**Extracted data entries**
▬▬▬▬▬▬

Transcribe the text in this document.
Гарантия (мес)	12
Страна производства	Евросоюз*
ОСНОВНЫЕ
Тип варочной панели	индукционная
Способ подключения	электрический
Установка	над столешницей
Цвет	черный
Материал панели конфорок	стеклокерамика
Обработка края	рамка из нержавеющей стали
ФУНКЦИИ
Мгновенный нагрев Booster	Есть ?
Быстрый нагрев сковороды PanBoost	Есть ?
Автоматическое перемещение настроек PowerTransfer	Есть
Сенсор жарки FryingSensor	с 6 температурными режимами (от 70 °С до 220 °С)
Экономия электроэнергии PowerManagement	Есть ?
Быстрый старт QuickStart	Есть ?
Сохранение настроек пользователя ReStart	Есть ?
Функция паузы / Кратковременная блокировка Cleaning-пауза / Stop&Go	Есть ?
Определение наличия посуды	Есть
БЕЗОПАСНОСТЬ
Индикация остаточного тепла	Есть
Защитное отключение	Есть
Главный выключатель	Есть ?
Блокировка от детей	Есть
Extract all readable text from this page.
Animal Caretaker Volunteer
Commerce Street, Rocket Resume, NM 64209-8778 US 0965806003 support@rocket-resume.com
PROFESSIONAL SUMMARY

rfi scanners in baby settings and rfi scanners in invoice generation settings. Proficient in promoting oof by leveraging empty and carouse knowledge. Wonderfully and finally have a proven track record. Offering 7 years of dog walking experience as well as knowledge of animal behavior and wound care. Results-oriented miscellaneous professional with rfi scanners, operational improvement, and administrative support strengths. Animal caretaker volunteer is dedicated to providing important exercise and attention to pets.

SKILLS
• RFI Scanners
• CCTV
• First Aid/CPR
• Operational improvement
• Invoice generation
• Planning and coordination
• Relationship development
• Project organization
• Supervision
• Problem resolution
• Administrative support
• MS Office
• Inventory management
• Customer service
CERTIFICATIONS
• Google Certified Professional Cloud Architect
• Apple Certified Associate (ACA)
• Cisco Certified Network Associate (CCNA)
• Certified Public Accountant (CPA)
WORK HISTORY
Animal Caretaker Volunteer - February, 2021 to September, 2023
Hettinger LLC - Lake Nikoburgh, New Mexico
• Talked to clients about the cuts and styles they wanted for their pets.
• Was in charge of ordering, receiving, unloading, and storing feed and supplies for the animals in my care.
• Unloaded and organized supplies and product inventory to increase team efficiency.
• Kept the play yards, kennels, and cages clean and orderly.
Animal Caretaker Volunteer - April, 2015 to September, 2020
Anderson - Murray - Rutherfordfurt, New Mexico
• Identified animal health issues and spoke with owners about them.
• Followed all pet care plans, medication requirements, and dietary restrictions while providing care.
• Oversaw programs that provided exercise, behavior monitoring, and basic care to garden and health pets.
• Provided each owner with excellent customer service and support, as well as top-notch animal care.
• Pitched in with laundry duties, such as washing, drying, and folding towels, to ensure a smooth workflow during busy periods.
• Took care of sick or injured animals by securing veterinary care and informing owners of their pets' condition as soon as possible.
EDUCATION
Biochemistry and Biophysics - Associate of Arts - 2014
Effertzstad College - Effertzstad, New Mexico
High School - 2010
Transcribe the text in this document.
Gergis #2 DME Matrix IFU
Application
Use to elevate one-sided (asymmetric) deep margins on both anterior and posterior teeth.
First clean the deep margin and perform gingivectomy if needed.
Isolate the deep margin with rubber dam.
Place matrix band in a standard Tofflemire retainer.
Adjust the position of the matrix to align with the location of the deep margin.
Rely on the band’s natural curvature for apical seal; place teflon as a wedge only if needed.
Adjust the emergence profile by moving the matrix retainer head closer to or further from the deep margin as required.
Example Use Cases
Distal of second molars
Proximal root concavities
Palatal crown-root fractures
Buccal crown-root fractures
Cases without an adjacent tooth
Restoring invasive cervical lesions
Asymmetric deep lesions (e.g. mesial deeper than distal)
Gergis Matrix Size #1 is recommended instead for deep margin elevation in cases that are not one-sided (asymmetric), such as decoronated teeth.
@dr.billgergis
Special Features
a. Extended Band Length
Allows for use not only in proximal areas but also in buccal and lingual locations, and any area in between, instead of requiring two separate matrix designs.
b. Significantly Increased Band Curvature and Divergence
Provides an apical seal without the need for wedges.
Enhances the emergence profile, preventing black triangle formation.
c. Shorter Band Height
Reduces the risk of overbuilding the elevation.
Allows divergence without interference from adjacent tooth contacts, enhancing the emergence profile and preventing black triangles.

▬▬▬▬▬▬

Write out all the records above again, exactly as they stand.

**The reply**
Transcribe the text in this document.
Гарантия (мес)	12
Страна производства	Евросоюз*
ОСНОВНЫЕ
Тип варочной панели	индукционная
Способ подключения	электрический
Установка	над столешницей
Цвет	черный
Материал панели конфорок	стеклокерамика
Обработка края	рамка из нержавеющей стали
ФУНКЦИИ
Мгновенный нагрев Booster	Есть ?
Быстрый нагрев сковороды PanBoost	Есть ?
Автоматическое перемещение настроек PowerTransfer	Есть
Сенсор жарки FryingSensor	с 6 температурными режимами (от 70 °С до 220 °С)
Экономия электроэнергии PowerManagement	Есть ?
Быстрый старт QuickStart	Есть ?
Сохранение настроек пользователя ReStart	Есть ?
Функция паузы / Кратковременная блокировка Cleaning-пауза / Stop&Go	Есть ?
Определение наличия посуды	Есть
БЕЗОПАСНОСТЬ
Индикация остаточного тепла	Есть
Защитное отключение	Есть
Главный выключатель	Есть ?
Блокировка от детей	Есть
Extract all readable text from this page.
Animal Caretaker Volunteer
Commerce Street, Rocket Resume, NM 64209-8778 US 0965806003 support@rocket-resume.com
PROFESSIONAL SUMMARY

rfi scanners in baby settings and rfi scanners in invoice generation settings. Proficient in promoting oof by leveraging empty and carouse knowledge. Wonderfully and finally have a proven track record. Offering 7 years of dog walking experience as well as knowledge of animal behavior and wound care. Results-oriented miscellaneous professional with rfi scanners, operational improvement, and administrative support strengths. Animal caretaker volunteer is dedicated to providing important exercise and attention to pets.

SKILLS
• RFI Scanners
• CCTV
• First Aid/CPR
• Operational improvement
• Invoice generation
• Planning and coordination
• Relationship development
• Project organization
• Supervision
• Problem resolution
• Administrative support
• MS Office
• Inventory management
• Customer service
CERTIFICATIONS
• Google Certified Professional Cloud Architect
• Apple Certified Associate (ACA)
• Cisco Certified Network Associate (CCNA)
• Certified Public Accountant (CPA)
WORK HISTORY
Animal Caretaker Volunteer - February, 2021 to September, 2023
Hettinger LLC - Lake Nikoburgh, New Mexico
• Talked to clients about the cuts and styles they wanted for their pets.
• Was in charge of ordering, receiving, unloading, and storing feed and supplies for the animals in my care.
• Unloaded and organized supplies and product inventory to increase team efficiency.
• Kept the play yards, kennels, and cages clean and orderly.
Animal Caretaker Volunteer - April, 2015 to September, 2020
Anderson - Murray - Rutherfordfurt, New Mexico
• Identified animal health issues and spoke with owners about them.
• Followed all pet care plans, medication requirements, and dietary restrictions while providing care.
• Oversaw programs that provided exercise, behavior monitoring, and basic care to garden and health pets.
• Provided each owner with excellent customer service and support, as well as top-notch animal care.
• Pitched in with laundry duties, such as washing, drying, and folding towels, to ensure a smooth workflow during busy periods.
• Took care of sick or injured animals by securing veterinary care and informing owners of their pets' condition as soon as possible.
EDUCATION
Biochemistry and Biophysics - Associate of Arts - 2014
Effertzstad College - Effertzstad, New Mexico
High School - 2010
Transcribe the text in this document.
Gergis #2 DME Matrix IFU
Application
Use to elevate one-sided (asymmetric) deep margins on both anterior and posterior teeth.
First clean the deep margin and perform gingivectomy if needed.
Isolate the deep margin with rubber dam.
Place matrix band in a standard Tofflemire retainer.
Adjust the position of the matrix to align with the location of the deep margin.
Rely on the band’s natural curvature for apical seal; place teflon as a wedge only if needed.
Adjust the emergence profile by moving the matrix retainer head closer to or further from the deep margin as required.
Example Use Cases
Distal of second molars
Proximal root concavities
Palatal crown-root fractures
Buccal crown-root fractures
Cases without an adjacent tooth
Restoring invasive cervical lesions
Asymmetric deep lesions (e.g. mesial deeper than distal)
Gergis Matrix Size #1 is recommended instead for deep margin elevation in cases that are not one-sided (asymmetric), such as decoronated teeth.
@dr.billgergis
Special Features
a. Extended Band Length
Allows for use not only in proximal areas but also in buccal and lingual locations, and any area in between, instead of requiring two separate matrix designs.
b. Significantly Increased Band Curvature and Divergence
Provides an apical seal without the need for wedges.
Enhances the emergence profile, preventing black triangle formation.
c. Shorter Band Height
Reduces the risk of overbuilding the elevation.
Allows divergence without interference from adjacent tooth contacts, enhancing the emergence profile and preventing black triangles.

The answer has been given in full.